> [CHALLENGE]
Transcribe every line of the listing below without any deviation.

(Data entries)
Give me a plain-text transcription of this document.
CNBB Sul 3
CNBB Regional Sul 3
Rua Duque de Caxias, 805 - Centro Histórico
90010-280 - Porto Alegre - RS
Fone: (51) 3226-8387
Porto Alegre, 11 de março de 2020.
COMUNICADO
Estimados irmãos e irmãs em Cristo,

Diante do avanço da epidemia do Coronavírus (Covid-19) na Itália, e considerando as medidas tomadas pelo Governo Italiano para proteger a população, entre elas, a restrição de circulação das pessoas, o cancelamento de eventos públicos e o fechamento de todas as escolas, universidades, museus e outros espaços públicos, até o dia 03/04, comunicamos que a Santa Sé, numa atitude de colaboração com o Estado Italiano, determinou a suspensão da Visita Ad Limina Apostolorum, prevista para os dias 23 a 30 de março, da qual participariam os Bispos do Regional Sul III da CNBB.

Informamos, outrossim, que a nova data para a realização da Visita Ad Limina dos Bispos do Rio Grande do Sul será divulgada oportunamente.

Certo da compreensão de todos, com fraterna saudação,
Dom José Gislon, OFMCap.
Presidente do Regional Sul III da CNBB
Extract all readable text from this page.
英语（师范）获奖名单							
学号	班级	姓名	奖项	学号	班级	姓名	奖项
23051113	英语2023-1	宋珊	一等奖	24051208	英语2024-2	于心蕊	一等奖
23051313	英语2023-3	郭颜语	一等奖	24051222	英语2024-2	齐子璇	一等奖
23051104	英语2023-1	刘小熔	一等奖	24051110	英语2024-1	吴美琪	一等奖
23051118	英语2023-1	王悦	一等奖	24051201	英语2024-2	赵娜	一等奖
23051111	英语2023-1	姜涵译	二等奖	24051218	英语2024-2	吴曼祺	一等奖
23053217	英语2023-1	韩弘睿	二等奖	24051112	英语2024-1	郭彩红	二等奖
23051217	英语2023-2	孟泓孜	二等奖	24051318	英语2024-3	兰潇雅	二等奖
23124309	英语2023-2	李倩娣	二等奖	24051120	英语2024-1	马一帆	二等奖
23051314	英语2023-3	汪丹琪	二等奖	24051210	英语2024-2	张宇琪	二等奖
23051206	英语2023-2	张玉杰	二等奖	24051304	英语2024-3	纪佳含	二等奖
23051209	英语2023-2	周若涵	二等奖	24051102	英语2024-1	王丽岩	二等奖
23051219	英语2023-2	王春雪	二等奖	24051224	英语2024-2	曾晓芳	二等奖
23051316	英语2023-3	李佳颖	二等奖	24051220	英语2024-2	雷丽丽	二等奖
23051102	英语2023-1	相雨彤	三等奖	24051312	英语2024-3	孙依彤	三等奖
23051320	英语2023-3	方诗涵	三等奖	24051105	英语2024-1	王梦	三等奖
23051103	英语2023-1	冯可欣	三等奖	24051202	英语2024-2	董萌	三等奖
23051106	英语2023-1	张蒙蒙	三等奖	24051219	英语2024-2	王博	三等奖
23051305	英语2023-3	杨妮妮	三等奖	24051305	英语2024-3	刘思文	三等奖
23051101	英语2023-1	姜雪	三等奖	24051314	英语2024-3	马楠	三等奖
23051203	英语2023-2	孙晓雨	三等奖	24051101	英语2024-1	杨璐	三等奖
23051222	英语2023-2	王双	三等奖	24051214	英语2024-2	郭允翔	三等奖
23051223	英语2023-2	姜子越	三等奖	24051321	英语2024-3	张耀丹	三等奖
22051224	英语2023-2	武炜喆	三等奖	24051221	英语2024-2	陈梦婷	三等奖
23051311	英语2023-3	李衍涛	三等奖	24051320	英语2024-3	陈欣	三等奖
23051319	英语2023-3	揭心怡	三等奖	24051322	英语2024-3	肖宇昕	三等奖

> [SOLUTION TO THIS EXERCISE]
Give me a plain-text transcription of this document.
CNBB Sul 3
CNBB Regional Sul 3
Rua Duque de Caxias, 805 - Centro Histórico
90010-280 - Porto Alegre - RS
Fone: (51) 3226-8387
Porto Alegre, 11 de março de 2020.
COMUNICADO
Estimados irmãos e irmãs em Cristo,

Diante do avanço da epidemia do Coronavírus (Covid-19) na Itália, e considerando as medidas tomadas pelo Governo Italiano para proteger a população, entre elas, a restrição de circulação das pessoas, o cancelamento de eventos públicos e o fechamento de todas as escolas, universidades, museus e outros espaços públicos, até o dia 03/04, comunicamos que a Santa Sé, numa atitude de colaboração com o Estado Italiano, determinou a suspensão da Visita Ad Limina Apostolorum, prevista para os dias 23 a 30 de março, da qual participariam os Bispos do Regional Sul III da CNBB.

Informamos, outrossim, que a nova data para a realização da Visita Ad Limina dos Bispos do Rio Grande do Sul será divulgada oportunamente.

Certo da compreensão de todos, com fraterna saudação,
Dom José Gislon, OFMCap.
Presidente do Regional Sul III da CNBB
Extract all readable text from this page.
英语（师范）获奖名单							
学号	班级	姓名	奖项	学号	班级	姓名	奖项
23051113	英语2023-1	宋珊	一等奖	24051208	英语2024-2	于心蕊	一等奖
23051313	英语2023-3	郭颜语	一等奖	24051222	英语2024-2	齐子璇	一等奖
23051104	英语2023-1	刘小熔	一等奖	24051110	英语2024-1	吴美琪	一等奖
23051118	英语2023-1	王悦	一等奖	24051201	英语2024-2	赵娜	一等奖
23051111	英语2023-1	姜涵译	二等奖	24051218	英语2024-2	吴曼祺	一等奖
23053217	英语2023-1	韩弘睿	二等奖	24051112	英语2024-1	郭彩红	二等奖
23051217	英语2023-2	孟泓孜	二等奖	24051318	英语2024-3	兰潇雅	二等奖
23124309	英语2023-2	李倩娣	二等奖	24051120	英语2024-1	马一帆	二等奖
23051314	英语2023-3	汪丹琪	二等奖	24051210	英语2024-2	张宇琪	二等奖
23051206	英语2023-2	张玉杰	二等奖	24051304	英语2024-3	纪佳含	二等奖
23051209	英语2023-2	周若涵	二等奖	24051102	英语2024-1	王丽岩	二等奖
23051219	英语2023-2	王春雪	二等奖	24051224	英语2024-2	曾晓芳	二等奖
23051316	英语2023-3	李佳颖	二等奖	24051220	英语2024-2	雷丽丽	二等奖
23051102	英语2023-1	相雨彤	三等奖	24051312	英语2024-3	孙依彤	三等奖
23051320	英语2023-3	方诗涵	三等奖	24051105	英语2024-1	王梦	三等奖
23051103	英语2023-1	冯可欣	三等奖	24051202	英语2024-2	董萌	三等奖
23051106	英语2023-1	张蒙蒙	三等奖	24051219	英语2024-2	王博	三等奖
23051305	英语2023-3	杨妮妮	三等奖	24051305	英语2024-3	刘思文	三等奖
23051101	英语2023-1	姜雪	三等奖	24051314	英语2024-3	马楠	三等奖
23051203	英语2023-2	孙晓雨	三等奖	24051101	英语2024-1	杨璐	三等奖
23051222	英语2023-2	王双	三等奖	24051214	英语2024-2	郭允翔	三等奖
23051223	英语2023-2	姜子越	三等奖	24051321	英语2024-3	张耀丹	三等奖
22051224	英语2023-2	武炜喆	三等奖	24051221	英语2024-2	陈梦婷	三等奖
23051311	英语2023-3	李衍涛	三等奖	24051320	英语2024-3	陈欣	三等奖
23051319	英语2023-3	揭心怡	三等奖	24051322	英语2024-3	肖宇昕	三等奖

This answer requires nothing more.